§ Aim
Can you retype the part of the listing that opens with the line containing "bar-ragweed-heavy-2 (419, 313, 463, 325)" and closes with the line containing "plant-label: Dock (82, 264, 98, 271)", both of those lines included?

Item position entries
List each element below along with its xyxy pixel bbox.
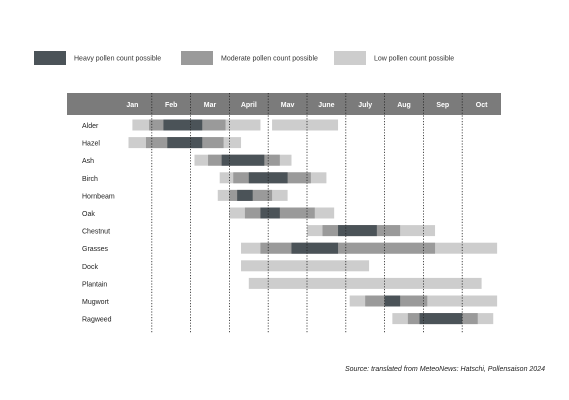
bar-ragweed-heavy-2 (419, 313, 463, 325)
bar-hazel-heavy-2 (167, 137, 203, 149)
plant-label: Alder (82, 123, 99, 130)
bar-alder-heavy-3 (163, 119, 203, 131)
plant-row-chestnut: Chestnut (82, 225, 436, 237)
legend-swatch-moderate (181, 51, 213, 65)
plant-row-mugwort: Mugwort (82, 295, 498, 307)
plant-row-grasses: Grasses (82, 242, 498, 254)
legend: Heavy pollen count possible Moderate poll… (34, 51, 454, 65)
legend-swatch-heavy (34, 51, 66, 65)
legend-label-low: Low pollen count possible (374, 56, 454, 63)
bar-plantain-low-0 (248, 277, 482, 289)
bar-mugwort-heavy-2 (384, 295, 401, 307)
bar-hornbeam-heavy-2 (237, 189, 253, 201)
bar-ash-heavy-2 (221, 154, 265, 166)
plant-label: Dock (82, 264, 98, 271)
plant-label: Birch (82, 176, 98, 183)
plant-row-ash: Ash (82, 154, 292, 166)
bar-oak-heavy-2 (260, 207, 280, 219)
month-label-1: Feb (165, 102, 177, 109)
plant-row-oak: Oak (82, 207, 335, 219)
month-label-4: Mav (281, 102, 295, 109)
plant-row-hazel: Hazel (82, 137, 242, 149)
month-label-5: June (318, 102, 334, 109)
month-label-0: Jan (126, 102, 138, 109)
month-gridlines (151, 93, 463, 333)
plant-row-ragweed: Ragweed (82, 313, 494, 325)
plant-rows: Alder Hazel Ash Birch Hornbeam Oak Chestnut Gra… (82, 119, 498, 325)
month-header-bar (67, 93, 501, 115)
plant-row-birch: Birch (82, 172, 327, 184)
plant-label: Oak (82, 211, 95, 218)
month-label-6: July (358, 102, 372, 109)
legend-label-moderate: Moderate pollen count possible (221, 56, 318, 63)
bar-alder-low-1 (272, 119, 339, 131)
month-label-7: Aug (397, 102, 411, 109)
plant-label: Ash (82, 158, 94, 165)
plant-label: Ragweed (82, 317, 112, 324)
bar-grasses-moderate-1 (260, 242, 436, 254)
plant-label: Mugwort (82, 299, 109, 306)
month-labels: Jan Feb Mar April Mav June July Aug Sep Oct (126, 102, 488, 109)
legend-swatch-low (334, 51, 366, 65)
month-label-9: Oct (476, 102, 488, 109)
plant-row-plantain: Plantain (82, 277, 482, 289)
legend-label-heavy: Heavy pollen count possible (74, 56, 161, 63)
plant-label: Grasses (82, 246, 109, 253)
plant-row-hornbeam: Hornbeam (82, 189, 288, 201)
month-label-3: April (241, 102, 257, 109)
bar-dock-low-0 (241, 260, 370, 272)
plant-row-alder: Alder (82, 119, 339, 131)
month-label-2: Mar (204, 102, 217, 109)
source-note: Source: translated from MeteoNews: Hatsc… (345, 366, 545, 373)
plant-label: Chestnut (82, 229, 110, 236)
plant-row-dock: Dock (82, 260, 370, 272)
bar-grasses-heavy-2 (291, 242, 339, 254)
bar-chestnut-heavy-2 (338, 225, 377, 237)
plant-label: Hornbeam (82, 193, 115, 200)
month-label-8: Sep (436, 102, 449, 109)
plant-label: Hazel (82, 141, 100, 148)
plant-label: Plantain (82, 281, 107, 288)
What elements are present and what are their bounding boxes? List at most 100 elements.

§ Reply
bar-ragweed-heavy-2 (419, 313, 463, 325)
bar-hazel-heavy-2 (167, 137, 203, 149)
plant-label: Alder (82, 123, 99, 130)
bar-alder-heavy-3 (163, 119, 203, 131)
plant-row-chestnut: Chestnut (82, 225, 436, 237)
legend-swatch-moderate (181, 51, 213, 65)
plant-row-mugwort: Mugwort (82, 295, 498, 307)
plant-row-grasses: Grasses (82, 242, 498, 254)
legend: Heavy pollen count possible Moderate poll… (34, 51, 454, 65)
legend-swatch-heavy (34, 51, 66, 65)
legend-label-low: Low pollen count possible (374, 56, 454, 63)
bar-plantain-low-0 (248, 277, 482, 289)
bar-mugwort-heavy-2 (384, 295, 401, 307)
bar-hornbeam-heavy-2 (237, 189, 253, 201)
bar-ash-heavy-2 (221, 154, 265, 166)
plant-label: Dock (82, 264, 98, 271)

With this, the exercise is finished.